**What to do:** Copy out the listing that follows, exactly, without its pictures.

(Items from a data source)
-- START --

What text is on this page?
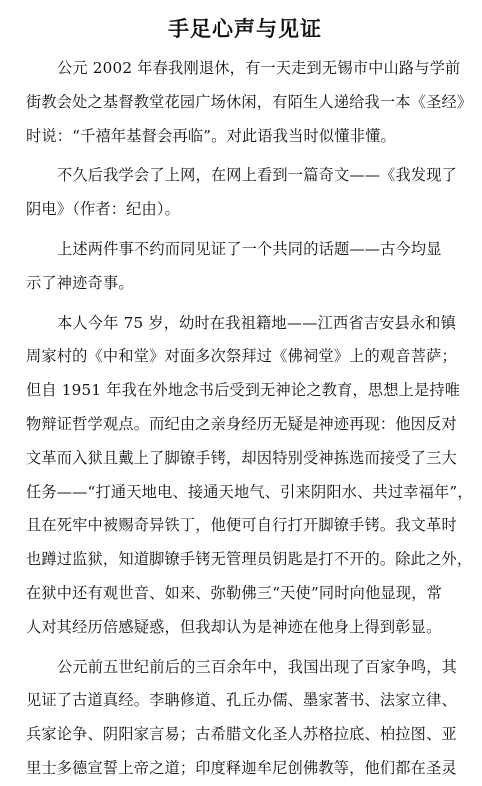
手足心声与见证
公元 2002 年春我刚退休，有一天走到无锡市中山路与学前
街教会处之基督教堂花园广场休闲，有陌生人递给我一本《圣经》
时说：“千禧年基督会再临”。对此语我当时似懂非懂。
不久后我学会了上网，在网上看到一篇奇文——《我发现了
阴电》（作者：纪由）。
上述两件事不约而同见证了一个共同的话题——古今均显
示了神迹奇事。
本人今年 75 岁，幼时在我祖籍地——江西省吉安县永和镇
周家村的《中和堂》对面多次祭拜过《佛祠堂》上的观音菩萨；
但自 1951 年我在外地念书后受到无神论之教育，思想上是持唯
物辩证哲学观点。而纪由之亲身经历无疑是神迹再现：他因反对
文革而入狱且戴上了脚镣手铐，却因特别受神拣选而接受了三大
任务——“打通天地电、接通天地气、引来阴阳水、共过幸福年”，
且在死牢中被赐奇异铁丁，他便可自行打开脚镣手铐。我文革时
也蹲过监狱，知道脚镣手铐无管理员钥匙是打不开的。除此之外，
在狱中还有观世音、如来、弥勒佛三“天使”同时向他显现，常
人对其经历倍感疑惑，但我却认为是神迹在他身上得到彰显。
公元前五世纪前后的三百余年中，我国出现了百家争鸣，其
见证了古道真经。李聃修道、孔丘办儒、墨家著书、法家立律、
兵家论争、阴阳家言易；古希腊文化圣人苏格拉底、柏拉图、亚
里士多德宣誓上帝之道；印度释迦牟尼创佛教等，他们都在圣灵
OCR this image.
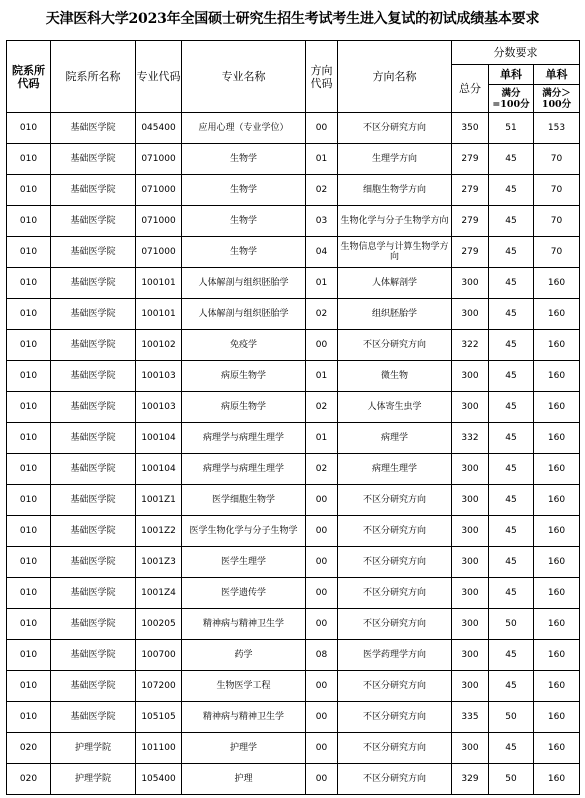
天津医科大学2023年全国硕士研究生招生考试考生进入复试的初试成绩基本要求
院系所代码	院系所名称	专业代码	专业名称	方向代码	方向名称	分数要求		
						总分	单科	单科
							满分=100分	满分＞100分
010	基础医学院	045400	应用心理（专业学位）	00	不区分研究方向	350	51	153
010	基础医学院	071000	生物学	01	生理学方向	279	45	70
010	基础医学院	071000	生物学	02	细胞生物学方向	279	45	70
010	基础医学院	071000	生物学	03	生物化学与分子生物学方向	279	45	70
010	基础医学院	071000	生物学	04	生物信息学与计算生物学方向	279	45	70
010	基础医学院	100101	人体解剖与组织胚胎学	01	人体解剖学	300	45	160
010	基础医学院	100101	人体解剖与组织胚胎学	02	组织胚胎学	300	45	160
010	基础医学院	100102	免疫学	00	不区分研究方向	322	45	160
010	基础医学院	100103	病原生物学	01	微生物	300	45	160
010	基础医学院	100103	病原生物学	02	人体寄生虫学	300	45	160
010	基础医学院	100104	病理学与病理生理学	01	病理学	332	45	160
010	基础医学院	100104	病理学与病理生理学	02	病理生理学	300	45	160
010	基础医学院	1001Z1	医学细胞生物学	00	不区分研究方向	300	45	160
010	基础医学院	1001Z2	医学生物化学与分子生物学	00	不区分研究方向	300	45	160
010	基础医学院	1001Z3	医学生理学	00	不区分研究方向	300	45	160
010	基础医学院	1001Z4	医学遗传学	00	不区分研究方向	300	45	160
010	基础医学院	100205	精神病与精神卫生学	00	不区分研究方向	300	50	160
010	基础医学院	100700	药学	08	医学药理学方向	300	45	160
010	基础医学院	107200	生物医学工程	00	不区分研究方向	300	45	160
010	基础医学院	105105	精神病与精神卫生学	00	不区分研究方向	335	50	160
020	护理学院	101100	护理学	00	不区分研究方向	300	45	160
020	护理学院	105400	护理	00	不区分研究方向	329	50	160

-- END --

**Exercise response:**
What text is on this page?
手足心声与见证
公元 2002 年春我刚退休，有一天走到无锡市中山路与学前
街教会处之基督教堂花园广场休闲，有陌生人递给我一本《圣经》
时说：“千禧年基督会再临”。对此语我当时似懂非懂。
不久后我学会了上网，在网上看到一篇奇文——《我发现了
阴电》（作者：纪由）。
上述两件事不约而同见证了一个共同的话题——古今均显
示了神迹奇事。
本人今年 75 岁，幼时在我祖籍地——江西省吉安县永和镇
周家村的《中和堂》对面多次祭拜过《佛祠堂》上的观音菩萨；
但自 1951 年我在外地念书后受到无神论之教育，思想上是持唯
物辩证哲学观点。而纪由之亲身经历无疑是神迹再现：他因反对
文革而入狱且戴上了脚镣手铐，却因特别受神拣选而接受了三大
任务——“打通天地电、接通天地气、引来阴阳水、共过幸福年”，
且在死牢中被赐奇异铁丁，他便可自行打开脚镣手铐。我文革时
也蹲过监狱，知道脚镣手铐无管理员钥匙是打不开的。除此之外，
在狱中还有观世音、如来、弥勒佛三“天使”同时向他显现，常
人对其经历倍感疑惑，但我却认为是神迹在他身上得到彰显。
公元前五世纪前后的三百余年中，我国出现了百家争鸣，其
见证了古道真经。李聃修道、孔丘办儒、墨家著书、法家立律、
兵家论争、阴阳家言易；古希腊文化圣人苏格拉底、柏拉图、亚
里士多德宣誓上帝之道；印度释迦牟尼创佛教等，他们都在圣灵
OCR this image.
天津医科大学2023年全国硕士研究生招生考试考生进入复试的初试成绩基本要求
院系所代码	院系所名称	专业代码	专业名称	方向代码	方向名称	分数要求		
						总分	单科	单科
							满分=100分	满分＞100分
010	基础医学院	045400	应用心理（专业学位）	00	不区分研究方向	350	51	153
010	基础医学院	071000	生物学	01	生理学方向	279	45	70
010	基础医学院	071000	生物学	02	细胞生物学方向	279	45	70
010	基础医学院	071000	生物学	03	生物化学与分子生物学方向	279	45	70
010	基础医学院	071000	生物学	04	生物信息学与计算生物学方向	279	45	70
010	基础医学院	100101	人体解剖与组织胚胎学	01	人体解剖学	300	45	160
010	基础医学院	100101	人体解剖与组织胚胎学	02	组织胚胎学	300	45	160
010	基础医学院	100102	免疫学	00	不区分研究方向	322	45	160
010	基础医学院	100103	病原生物学	01	微生物	300	45	160
010	基础医学院	100103	病原生物学	02	人体寄生虫学	300	45	160
010	基础医学院	100104	病理学与病理生理学	01	病理学	332	45	160
010	基础医学院	100104	病理学与病理生理学	02	病理生理学	300	45	160
010	基础医学院	1001Z1	医学细胞生物学	00	不区分研究方向	300	45	160
010	基础医学院	1001Z2	医学生物化学与分子生物学	00	不区分研究方向	300	45	160
010	基础医学院	1001Z3	医学生理学	00	不区分研究方向	300	45	160
010	基础医学院	1001Z4	医学遗传学	00	不区分研究方向	300	45	160
010	基础医学院	100205	精神病与精神卫生学	00	不区分研究方向	300	50	160
010	基础医学院	100700	药学	08	医学药理学方向	300	45	160
010	基础医学院	107200	生物医学工程	00	不区分研究方向	300	45	160
010	基础医学院	105105	精神病与精神卫生学	00	不区分研究方向	335	50	160
020	护理学院	101100	护理学	00	不区分研究方向	300	45	160
020	护理学院	105400	护理	00	不区分研究方向	329	50	160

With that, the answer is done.